Source excerpt
Especially with fluorescents, one is usually well below the intensity the plants would wish for. Tacking on hours gives them the light they want just over an extended period. Like sipping a little tea all day versus sucking down a Red Bull (well sorta). Agricultural literature supports this. More than 16 h/day gives no benefit and can stress plants. Daylength sensitive plants of course would disagree. Paphs seem to love it.

-Ernie
 
Ahh. Thanks. That helps. So, extended daylight does put stress on the plants. I hadn't thought of the low light intensity from growing under lights. How about HID bulbs? Is 16 hrs year-round good even with using these? I have all my plants outside for as long as they can take it, which, in a good year, is 4 months. Since there is a long day length here in the summer, when I bring them in, I give them 12 hrs, then 11, then back to 12 before bringing them back out in spring. I figure that gives them a seasonal change. Now, perhaps a lot of plants don't need this, but it can't hurt, and it saves money. I grow just about everything I can, and probably some of them appreciate the change, but I don't know. Like I said, it can't hurt. (I like the saving money part too :D).

Instructions
A – From the forum discussion on grow-light hours, extract the part that opens with the words containing "Ahh. Thanks. That" and closes with "part too :D).".
B – Carry the forum discussion on grow-light hours forward, picking up right after its last sentence.
The data that comes next is separate material, unrelated to the forum discussion on grow-light hours.

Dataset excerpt
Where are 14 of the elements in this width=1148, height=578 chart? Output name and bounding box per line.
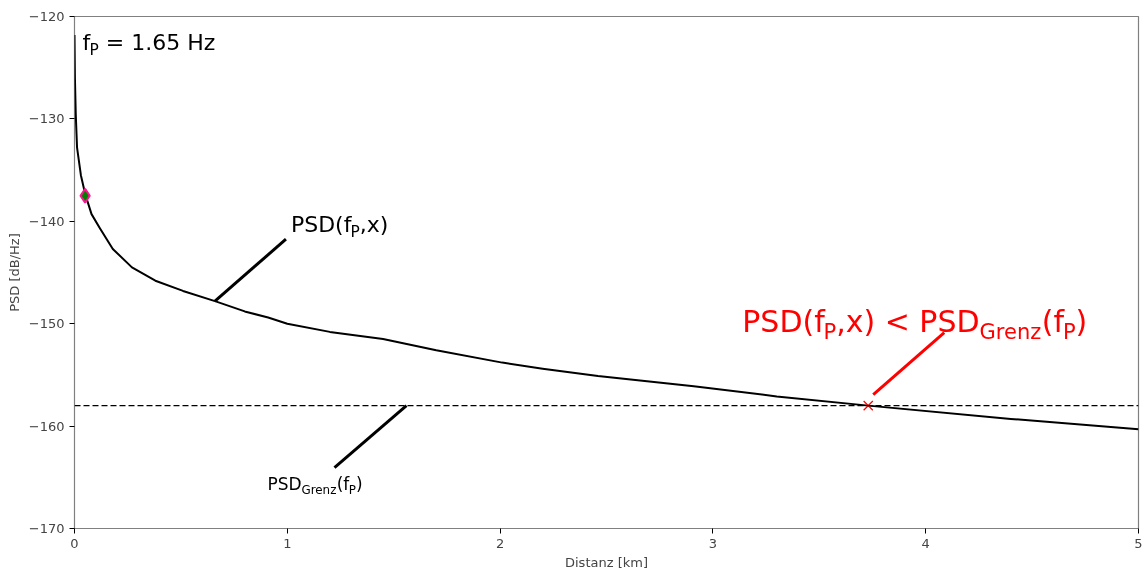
x-tick-label: 4 [921,535,930,551]
x-tick-label: 1 [283,535,292,551]
y-tick-label: −150 [28,316,65,332]
x-tick-label: 0 [70,535,79,551]
y-tick-label: −120 [28,9,65,24]
y-tick-label: −140 [28,213,65,229]
y-tick-label: −130 [28,111,65,127]
y-axis-title: PSD [dB/Hz] [6,233,22,312]
x-tick-label: 5 [1134,535,1143,551]
x-tick-label: 2 [495,535,505,551]
y-tick-label: −170 [28,521,65,536]
y-tick-label: −160 [28,418,65,434]
x-tick-label: 3 [708,535,718,551]
x-axis-title: Distanz [km] [565,554,649,570]
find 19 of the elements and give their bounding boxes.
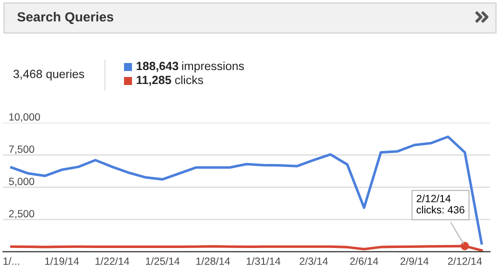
y-tick-label: 7,500	[9, 146, 34, 154]
x-tick-label: 2/3/14	[300, 257, 328, 265]
annotation: 2/12/14 clicks: 436	[416, 194, 464, 214]
x-tick-label: 1/19/14	[45, 257, 79, 265]
x-tick-label: 1/25/14	[146, 257, 180, 265]
x-tick-label: 2/6/14	[350, 257, 378, 265]
x-tick-label: 1/22/14	[96, 257, 130, 265]
x-tick-label: 2/12/14	[448, 257, 482, 265]
x-tick-label: 1/28/14	[196, 257, 230, 265]
y-tick-label: 5,000	[8, 178, 34, 186]
legend-label: 11,285 clicks	[136, 76, 204, 86]
chart-subtitle: 3,468 queries	[13, 70, 84, 81]
legend-label: 188,643 impressions	[136, 62, 244, 73]
x-tick-label: 2/9/14	[400, 257, 429, 265]
y-tick-label: 10,000	[9, 113, 40, 122]
y-tick-label: 2,500	[9, 210, 34, 219]
x-tick-label: 1/31/14	[246, 257, 280, 265]
x-tick-label: 1/...	[4, 257, 20, 265]
chart-title: Search Queries	[17, 12, 114, 24]
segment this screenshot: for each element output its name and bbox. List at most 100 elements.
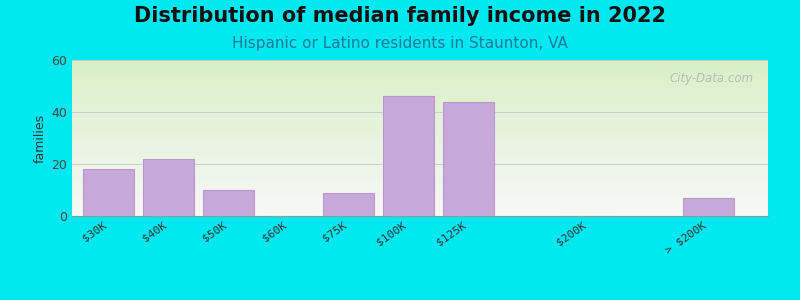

In response
A –
Ahh. Thanks. That helps. So, extended daylight does put stress on the plants. I hadn't thought of the low light intensity from growing under lights. How about HID bulbs? Is 16 hrs year-round good even with using these? I have all my plants outside for as long as they can take it, which, in a good year, is 4 months. Since there is a long day length here in the summer, when I bring them in, I give them 12 hrs, then 11, then back to 12 before bringing them back out in spring. I figure that gives them a seasonal change. Now, perhaps a lot of plants don't need this, but it can't hurt, and it saves money. I grow just about everything I can, and probably some of them appreciate the change, but I don't know. Like I said, it can't hurt. (I like the saving money part too :D).

B –
For us, the lights being on helps keep the heater from running in winter. The majority of our collection is in an insulated garage. In the western suburbs of Chicago, we see crazy hot summers (many 90+ F days) and pretty dang cold winters (a week or three of sub-zero in winter). We are 35 miles west of the Lake, so we get roughly the hottest summers and coldest winters of greater Chi-town here IMO. It's a tradeoff. In a completely "closed system" here, I'd reverse the seasons with the plants seeing the longer days in our freezing winters to benefit from the lights' heat, but shorter days in summer so the lights wouldn't add even more heat to our hot days here. If your plants grow and bloom, dont' mess with it IMO.

-Ernie
 
..... I give them 12 hrs, then 11, then back to 12 before bringing them back out in spring. I figure that gives them a seasonal change. Now, perhaps a lot of plants don't need this, but it can't hurt, and it saves money. I grow just about everything I can, and probably some of them appreciate the change, but I don't know. Like I said, it can't hurt. (I like the saving money part too :D).
:confused: an hour makes a difference?
 
Kevin,

Especially with fluorescents, one is usually well below the intensity the plants would wish for. Tacking on hours gives them the light they want just over an extended period. Like sipping a little tea all day versus sucking down a Red Bull (well sorta). Agricultural literature supports this. More than 16 h/day gives no benefit and can stress plants. Daylength sensitive plants of course would disagree. Paphs seem to love it.

-Ernie

I'm not sure I would agree that more than 16 h/day will stress plants.
In what way is the plant stressed by longer daylength?
 
I'm not sure I would agree that more than 16 h/day will stress plants.
In what way is the plant stressed by longer daylength?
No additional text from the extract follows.